----- Exercise inputs
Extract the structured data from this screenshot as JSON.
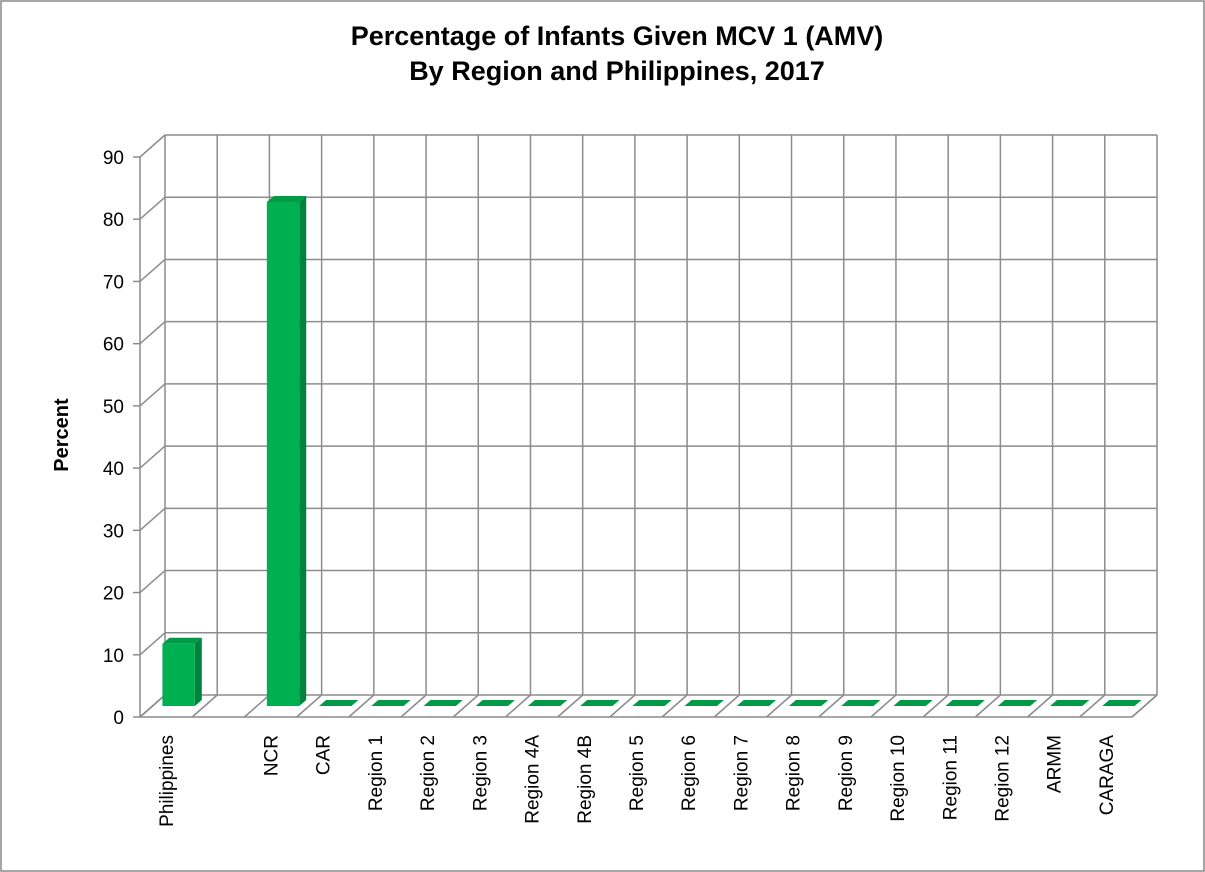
{
  "chart_data": {
    "type": "bar3d",
    "title": [
      "Percentage of Infants Given MCV 1 (AMV)",
      "By Region and Philippines, 2017"
    ],
    "y_label": "Percent",
    "categories": [
      "Philippines",
      null,
      "NCR",
      "CAR",
      "Region 1",
      "Region 2",
      "Region 3",
      "Region 4A",
      "Region 4B",
      "Region 5",
      "Region 6",
      "Region 7",
      "Region 8",
      "Region 9",
      "Region 10",
      "Region 11",
      "Region 12",
      "ARMM",
      "CARAGA"
    ],
    "values": [
      10,
      null,
      81,
      0,
      0,
      0,
      0,
      0,
      0,
      0,
      0,
      0,
      0,
      0,
      0,
      0,
      0,
      0,
      0
    ],
    "color": "#00b050",
    "ylim": [
      0,
      90
    ],
    "yticks": [
      0,
      10,
      20,
      30,
      40,
      50,
      60,
      70,
      80,
      90
    ],
    "grid": true
  }
}
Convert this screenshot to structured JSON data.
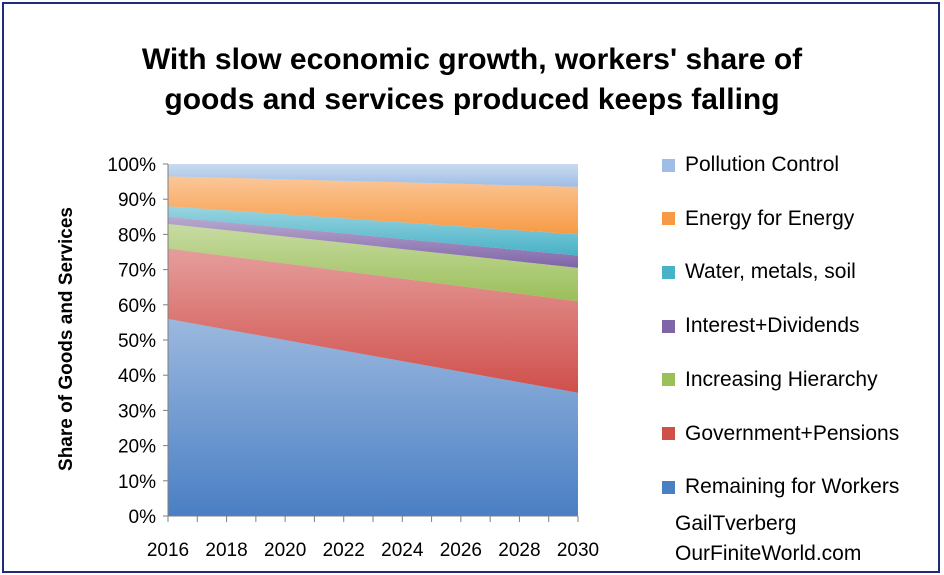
{
  "chart_data": {
    "type": "area",
    "stacked": true,
    "title_lines": [
      "With slow economic growth, workers' share of",
      "goods and services produced keeps falling"
    ],
    "ylabel": "Share of Goods and Services",
    "x_ticks": [
      "2016",
      "2018",
      "2020",
      "2022",
      "2024",
      "2026",
      "2028",
      "2030"
    ],
    "y_ticks": [
      "0%",
      "10%",
      "20%",
      "30%",
      "40%",
      "50%",
      "60%",
      "70%",
      "80%",
      "90%",
      "100%"
    ],
    "x": [
      2016,
      2030
    ],
    "xlim": [
      2016,
      2030
    ],
    "ylim": [
      0,
      100
    ],
    "series": [
      {
        "name": "Remaining for Workers",
        "values": [
          56,
          35
        ],
        "color": "#4a7fc4"
      },
      {
        "name": "Government+Pensions",
        "values": [
          20,
          26
        ],
        "color": "#d04f4b"
      },
      {
        "name": "Increasing Hierarchy",
        "values": [
          7,
          9.5
        ],
        "color": "#9bbf59"
      },
      {
        "name": "Interest+Dividends",
        "values": [
          2,
          3.5
        ],
        "color": "#7f64a8"
      },
      {
        "name": "Water, metals, soil",
        "values": [
          3,
          6
        ],
        "color": "#48b2c8"
      },
      {
        "name": "Energy for Energy",
        "values": [
          8.5,
          13.5
        ],
        "color": "#f79a45"
      },
      {
        "name": "Pollution Control",
        "values": [
          3.5,
          6.5
        ],
        "color": "#9fbde6"
      }
    ],
    "legend_order": [
      "Pollution Control",
      "Energy for Energy",
      "Water, metals, soil",
      "Interest+Dividends",
      "Increasing Hierarchy",
      "Government+Pensions",
      "Remaining for Workers"
    ],
    "legend_position": "right",
    "grid": false
  },
  "credits": [
    "GailTverberg",
    "OurFiniteWorld.com"
  ]
}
----------
* **What this task involves**
Transcribe each entry precisely as given, leaving the pictures out.

* **Written response**
Extract the structured data from this screenshot as JSON.
{
  "chart_data": {
    "type": "bar3d",
    "title": [
      "Percentage of Infants Given MCV 1 (AMV)",
      "By Region and Philippines, 2017"
    ],
    "y_label": "Percent",
    "categories": [
      "Philippines",
      null,
      "NCR",
      "CAR",
      "Region 1",
      "Region 2",
      "Region 3",
      "Region 4A",
      "Region 4B",
      "Region 5",
      "Region 6",
      "Region 7",
      "Region 8",
      "Region 9",
      "Region 10",
      "Region 11",
      "Region 12",
      "ARMM",
      "CARAGA"
    ],
    "values": [
      10,
      null,
      81,
      0,
      0,
      0,
      0,
      0,
      0,
      0,
      0,
      0,
      0,
      0,
      0,
      0,
      0,
      0,
      0
    ],
    "color": "#00b050",
    "ylim": [
      0,
      90
    ],
    "yticks": [
      0,
      10,
      20,
      30,
      40,
      50,
      60,
      70,
      80,
      90
    ],
    "grid": true
  }
}
Convert this screenshot to structured JSON data.
{
  "chart_data": {
    "type": "area",
    "stacked": true,
    "title_lines": [
      "With slow economic growth, workers' share of",
      "goods and services produced keeps falling"
    ],
    "ylabel": "Share of Goods and Services",
    "x_ticks": [
      "2016",
      "2018",
      "2020",
      "2022",
      "2024",
      "2026",
      "2028",
      "2030"
    ],
    "y_ticks": [
      "0%",
      "10%",
      "20%",
      "30%",
      "40%",
      "50%",
      "60%",
      "70%",
      "80%",
      "90%",
      "100%"
    ],
    "x": [
      2016,
      2030
    ],
    "xlim": [
      2016,
      2030
    ],
    "ylim": [
      0,
      100
    ],
    "series": [
      {
        "name": "Remaining for Workers",
        "values": [
          56,
          35
        ],
        "color": "#4a7fc4"
      },
      {
        "name": "Government+Pensions",
        "values": [
          20,
          26
        ],
        "color": "#d04f4b"
      },
      {
        "name": "Increasing Hierarchy",
        "values": [
          7,
          9.5
        ],
        "color": "#9bbf59"
      },
      {
        "name": "Interest+Dividends",
        "values": [
          2,
          3.5
        ],
        "color": "#7f64a8"
      },
      {
        "name": "Water, metals, soil",
        "values": [
          3,
          6
        ],
        "color": "#48b2c8"
      },
      {
        "name": "Energy for Energy",
        "values": [
          8.5,
          13.5
        ],
        "color": "#f79a45"
      },
      {
        "name": "Pollution Control",
        "values": [
          3.5,
          6.5
        ],
        "color": "#9fbde6"
      }
    ],
    "legend_order": [
      "Pollution Control",
      "Energy for Energy",
      "Water, metals, soil",
      "Interest+Dividends",
      "Increasing Hierarchy",
      "Government+Pensions",
      "Remaining for Workers"
    ],
    "legend_position": "right",
    "grid": false
  },
  "credits": [
    "GailTverberg",
    "OurFiniteWorld.com"
  ]
}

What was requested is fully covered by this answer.